[Records about charts and figures]
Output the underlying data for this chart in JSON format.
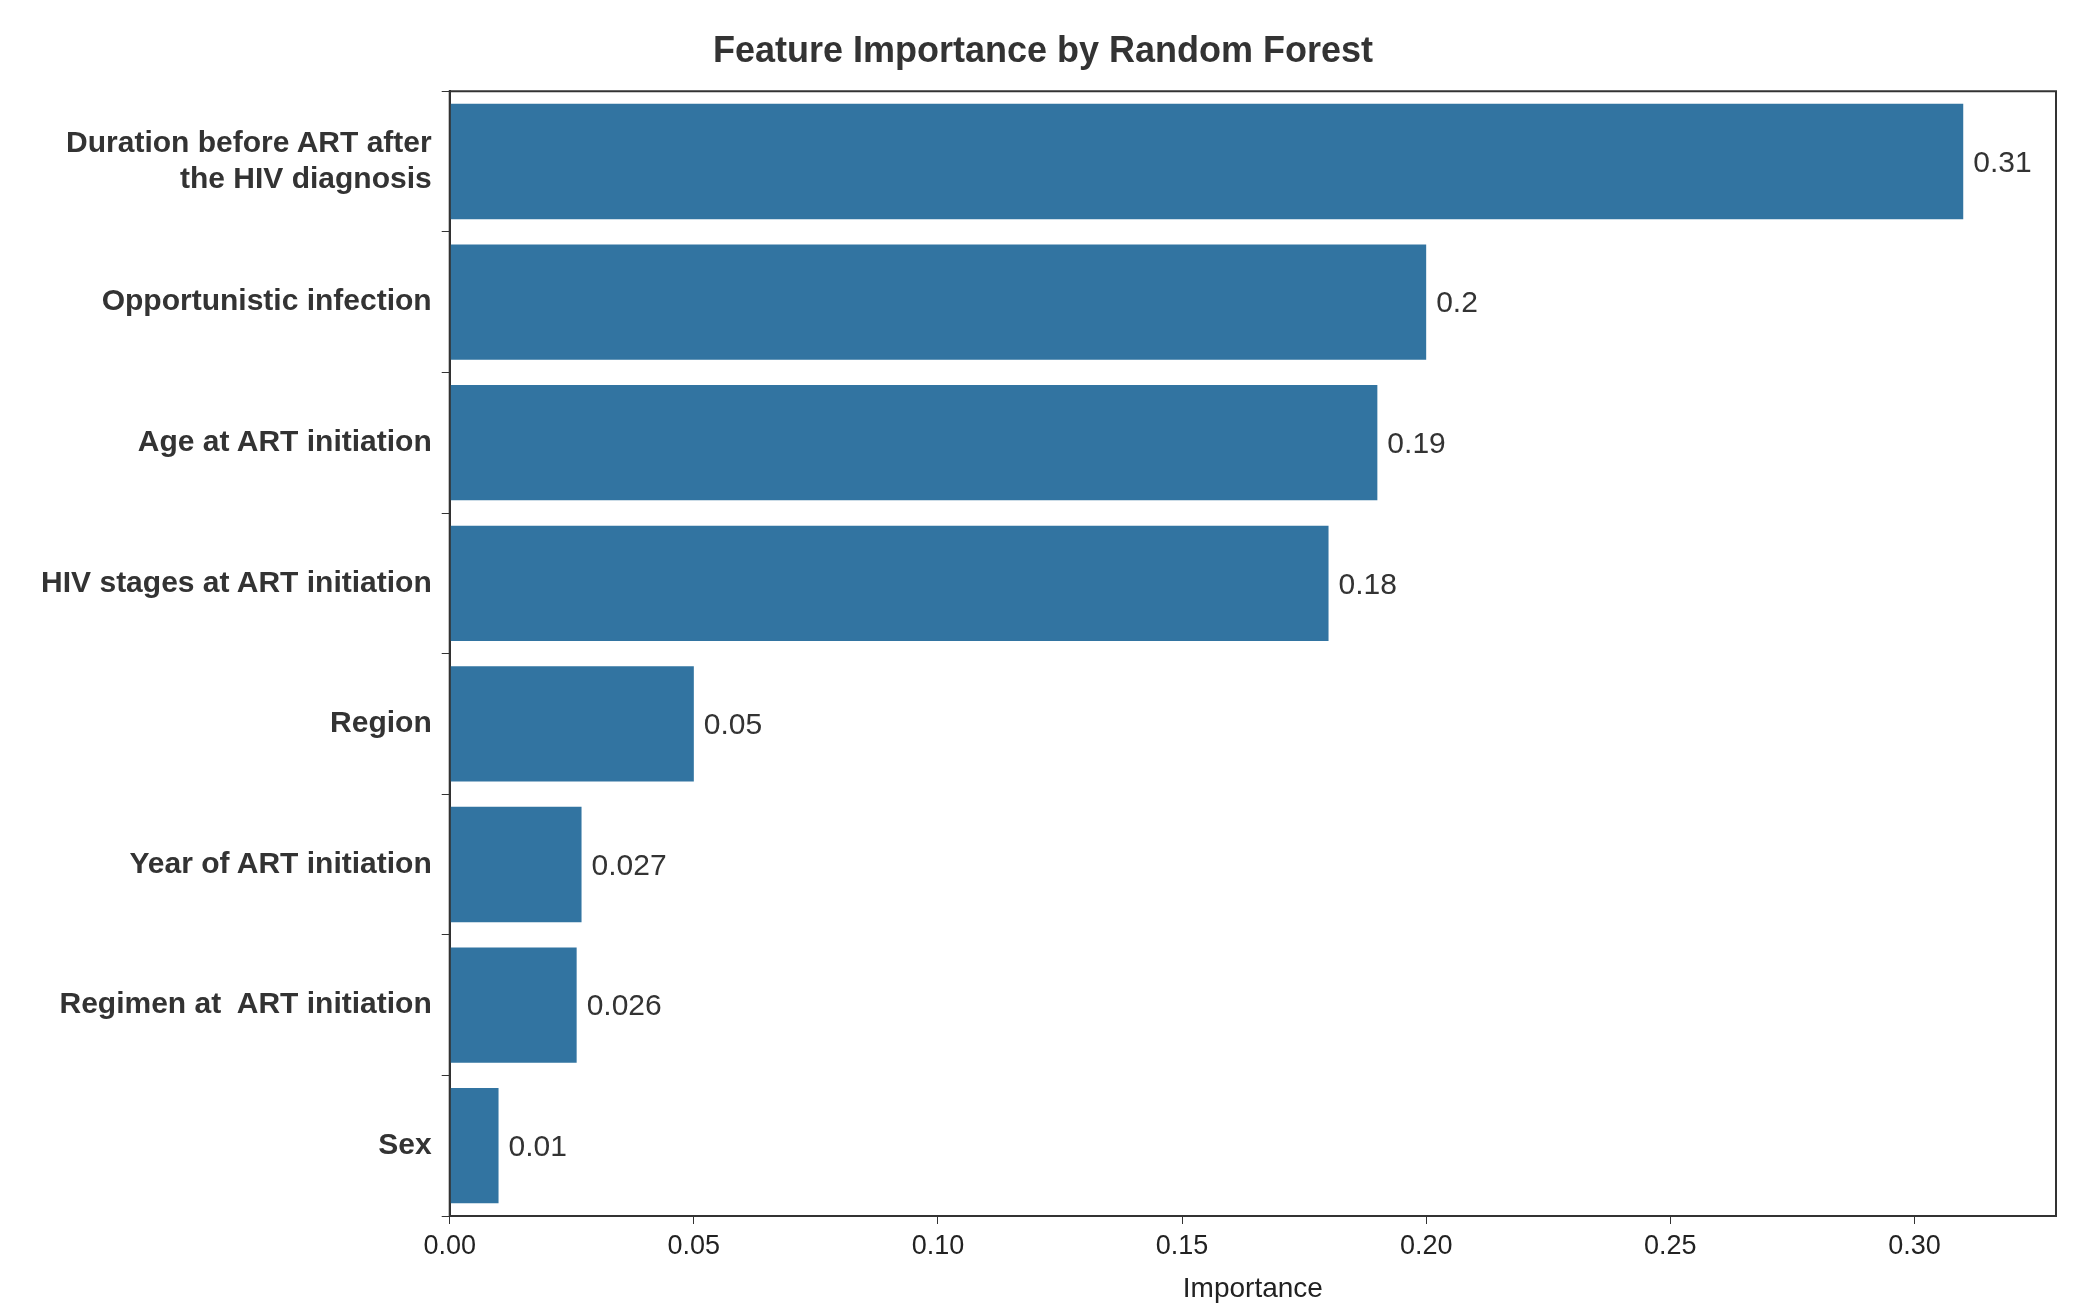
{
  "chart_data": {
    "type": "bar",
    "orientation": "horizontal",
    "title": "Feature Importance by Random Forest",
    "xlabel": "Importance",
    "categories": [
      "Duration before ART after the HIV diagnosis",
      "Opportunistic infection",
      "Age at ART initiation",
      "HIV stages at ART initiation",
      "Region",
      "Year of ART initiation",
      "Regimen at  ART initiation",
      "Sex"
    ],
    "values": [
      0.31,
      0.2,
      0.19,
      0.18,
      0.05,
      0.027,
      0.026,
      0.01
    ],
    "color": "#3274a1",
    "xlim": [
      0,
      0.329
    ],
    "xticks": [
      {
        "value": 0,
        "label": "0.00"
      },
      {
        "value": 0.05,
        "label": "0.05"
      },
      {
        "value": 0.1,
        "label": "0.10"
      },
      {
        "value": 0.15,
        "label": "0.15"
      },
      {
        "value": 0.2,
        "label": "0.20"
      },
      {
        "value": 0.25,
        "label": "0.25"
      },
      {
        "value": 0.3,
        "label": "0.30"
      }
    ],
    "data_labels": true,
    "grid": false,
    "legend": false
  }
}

▶ **JOB**: Copy every line from the records above that contains the word "Importance".

▶ **THE ANSWER**:
    "title": "Feature Importance by Random Forest",
    "xlabel": "Importance",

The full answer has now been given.